- _Stated task a_:
Quote the lines of the records word for word, starting at the first line of the records and ending at the line that contains "sync-status: 同步操作中 (517, 303, 625, 330)", with both of those lines included.

- _Extract to read_:

Financial exploitation of senior citizens is a growing concern, especially in Eastern Washington. Protecting your senior relatives from falling victim to this form of abuse requires awareness, vigilance, and proactive measures. It’s crucial for you to be able to identify and prevent elder financial abuse, as well as know what legal remedies and reporting procedures you have at hand. By empowering yourself with knowledge and taking preventive actions, you can help safeguard your loved ones’ financial well-being and ensure they’re protected from exploitation.
Recognizing Elder Financial Abuse
- Be alert to changes in financial behavior. Keep an eye out for unexplained withdrawals, unpaid bills, sudden changes in spending habits, or significant transfers of assets. These could be red flags that indicate potential financial abuse.
- Observe changes in behavior and emotions. Take notice if your senior relatives exhibit signs of fear, confusion, anxiety, or withdrawal. These emotional changes can indicate financial exploitation or manipulation.

- _Stated task b_:
Print the full passage on elder financial abuse word for word.

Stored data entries
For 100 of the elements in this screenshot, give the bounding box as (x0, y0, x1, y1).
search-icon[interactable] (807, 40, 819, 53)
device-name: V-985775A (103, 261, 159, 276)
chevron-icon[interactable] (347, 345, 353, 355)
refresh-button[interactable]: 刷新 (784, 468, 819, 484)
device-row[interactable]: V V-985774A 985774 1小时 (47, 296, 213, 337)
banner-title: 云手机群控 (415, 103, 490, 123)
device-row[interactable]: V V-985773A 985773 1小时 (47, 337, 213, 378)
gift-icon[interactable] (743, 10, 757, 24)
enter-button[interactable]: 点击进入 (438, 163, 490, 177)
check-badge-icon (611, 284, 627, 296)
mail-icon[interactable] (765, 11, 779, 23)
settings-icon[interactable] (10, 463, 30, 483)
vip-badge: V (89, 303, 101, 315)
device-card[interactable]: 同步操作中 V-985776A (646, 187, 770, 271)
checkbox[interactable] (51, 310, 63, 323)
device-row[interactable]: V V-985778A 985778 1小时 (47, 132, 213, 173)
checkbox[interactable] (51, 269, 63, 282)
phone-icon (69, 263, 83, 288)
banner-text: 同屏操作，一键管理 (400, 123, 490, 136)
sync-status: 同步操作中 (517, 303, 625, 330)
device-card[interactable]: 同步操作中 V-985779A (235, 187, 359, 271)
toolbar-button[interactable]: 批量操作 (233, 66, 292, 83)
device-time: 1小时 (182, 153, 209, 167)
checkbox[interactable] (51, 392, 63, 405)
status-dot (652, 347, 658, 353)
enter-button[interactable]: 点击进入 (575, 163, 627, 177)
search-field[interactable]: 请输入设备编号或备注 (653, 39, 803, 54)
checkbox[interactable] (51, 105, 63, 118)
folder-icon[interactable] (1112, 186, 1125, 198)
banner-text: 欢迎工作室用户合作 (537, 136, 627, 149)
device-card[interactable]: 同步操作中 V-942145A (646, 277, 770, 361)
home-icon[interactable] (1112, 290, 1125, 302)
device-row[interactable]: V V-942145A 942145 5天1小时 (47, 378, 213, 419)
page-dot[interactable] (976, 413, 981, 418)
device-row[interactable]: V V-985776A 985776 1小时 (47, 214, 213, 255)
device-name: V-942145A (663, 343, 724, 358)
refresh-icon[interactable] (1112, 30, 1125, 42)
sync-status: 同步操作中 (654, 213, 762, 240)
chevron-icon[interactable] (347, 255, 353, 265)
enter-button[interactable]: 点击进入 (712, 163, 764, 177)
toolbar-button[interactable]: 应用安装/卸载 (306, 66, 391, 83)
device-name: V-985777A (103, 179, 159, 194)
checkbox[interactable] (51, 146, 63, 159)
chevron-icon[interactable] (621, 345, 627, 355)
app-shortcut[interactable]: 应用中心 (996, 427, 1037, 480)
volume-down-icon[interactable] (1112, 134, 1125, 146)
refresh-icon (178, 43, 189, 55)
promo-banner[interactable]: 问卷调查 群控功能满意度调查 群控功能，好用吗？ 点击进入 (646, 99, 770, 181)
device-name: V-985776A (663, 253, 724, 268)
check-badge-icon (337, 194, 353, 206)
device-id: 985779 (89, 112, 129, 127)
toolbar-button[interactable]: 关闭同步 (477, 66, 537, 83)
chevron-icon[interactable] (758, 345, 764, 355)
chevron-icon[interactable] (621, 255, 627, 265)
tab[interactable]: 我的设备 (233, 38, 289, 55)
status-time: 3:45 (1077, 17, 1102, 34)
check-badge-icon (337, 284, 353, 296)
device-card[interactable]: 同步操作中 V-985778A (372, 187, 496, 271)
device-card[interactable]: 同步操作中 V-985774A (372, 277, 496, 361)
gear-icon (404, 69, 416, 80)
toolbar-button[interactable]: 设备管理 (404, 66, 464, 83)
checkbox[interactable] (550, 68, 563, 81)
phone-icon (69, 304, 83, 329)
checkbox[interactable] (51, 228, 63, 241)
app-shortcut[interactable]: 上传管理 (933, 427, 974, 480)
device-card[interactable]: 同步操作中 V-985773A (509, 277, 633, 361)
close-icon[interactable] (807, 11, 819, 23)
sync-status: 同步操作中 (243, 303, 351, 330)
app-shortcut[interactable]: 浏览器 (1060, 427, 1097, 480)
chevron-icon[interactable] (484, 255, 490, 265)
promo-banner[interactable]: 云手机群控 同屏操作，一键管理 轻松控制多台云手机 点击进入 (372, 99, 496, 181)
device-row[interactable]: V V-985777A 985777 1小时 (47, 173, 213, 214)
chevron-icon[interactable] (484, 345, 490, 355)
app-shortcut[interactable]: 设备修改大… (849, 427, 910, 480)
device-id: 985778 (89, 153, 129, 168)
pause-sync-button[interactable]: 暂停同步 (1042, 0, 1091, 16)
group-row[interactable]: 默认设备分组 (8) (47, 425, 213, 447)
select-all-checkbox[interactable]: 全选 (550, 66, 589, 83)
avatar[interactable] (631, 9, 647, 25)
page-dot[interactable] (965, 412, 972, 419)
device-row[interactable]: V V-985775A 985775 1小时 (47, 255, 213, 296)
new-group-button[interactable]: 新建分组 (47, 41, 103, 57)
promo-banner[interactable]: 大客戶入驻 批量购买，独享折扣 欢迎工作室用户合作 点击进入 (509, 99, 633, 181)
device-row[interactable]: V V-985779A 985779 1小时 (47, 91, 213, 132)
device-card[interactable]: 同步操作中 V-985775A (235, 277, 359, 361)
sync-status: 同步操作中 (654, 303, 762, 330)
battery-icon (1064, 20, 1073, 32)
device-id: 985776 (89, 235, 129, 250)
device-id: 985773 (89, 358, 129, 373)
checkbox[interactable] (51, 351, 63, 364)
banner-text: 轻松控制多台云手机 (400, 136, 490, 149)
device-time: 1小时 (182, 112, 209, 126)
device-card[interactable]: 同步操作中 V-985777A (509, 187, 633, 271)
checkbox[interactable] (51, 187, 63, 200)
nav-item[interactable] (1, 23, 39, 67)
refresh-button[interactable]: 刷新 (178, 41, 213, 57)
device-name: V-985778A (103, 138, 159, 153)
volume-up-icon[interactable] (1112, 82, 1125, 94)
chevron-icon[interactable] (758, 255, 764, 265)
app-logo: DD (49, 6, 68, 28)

- _Exercise result a_:
For 100 of the elements in this screenshot, give the bounding box as (x0, y0, x1, y1).
search-icon[interactable] (807, 40, 819, 53)
device-name: V-985775A (103, 261, 159, 276)
chevron-icon[interactable] (347, 345, 353, 355)
refresh-button[interactable]: 刷新 (784, 468, 819, 484)
device-row[interactable]: V V-985774A 985774 1小时 (47, 296, 213, 337)
banner-title: 云手机群控 (415, 103, 490, 123)
device-row[interactable]: V V-985773A 985773 1小时 (47, 337, 213, 378)
gift-icon[interactable] (743, 10, 757, 24)
enter-button[interactable]: 点击进入 (438, 163, 490, 177)
check-badge-icon (611, 284, 627, 296)
mail-icon[interactable] (765, 11, 779, 23)
settings-icon[interactable] (10, 463, 30, 483)
vip-badge: V (89, 303, 101, 315)
device-card[interactable]: 同步操作中 V-985776A (646, 187, 770, 271)
checkbox[interactable] (51, 310, 63, 323)
device-row[interactable]: V V-985778A 985778 1小时 (47, 132, 213, 173)
checkbox[interactable] (51, 269, 63, 282)
phone-icon (69, 263, 83, 288)
banner-text: 同屏操作，一键管理 (400, 123, 490, 136)
sync-status: 同步操作中 (517, 303, 625, 330)

- _Exercise result b_:
Financial exploitation of senior citizens is a growing concern, especially in Eastern Washington. Protecting your senior relatives from falling victim to this form of abuse requires awareness, vigilance, and proactive measures. It’s crucial for you to be able to identify and prevent elder financial abuse, as well as know what legal remedies and reporting procedures you have at hand. By empowering yourself with knowledge and taking preventive actions, you can help safeguard your loved ones’ financial well-being and ensure they’re protected from exploitation.
Recognizing Elder Financial Abuse
- Be alert to changes in financial behavior. Keep an eye out for unexplained withdrawals, unpaid bills, sudden changes in spending habits, or significant transfers of assets. These could be red flags that indicate potential financial abuse.
- Observe changes in behavior and emotions. Take notice if your senior relatives exhibit signs of fear, confusion, anxiety, or withdrawal. These emotional changes can indicate financial exploitation or manipulation.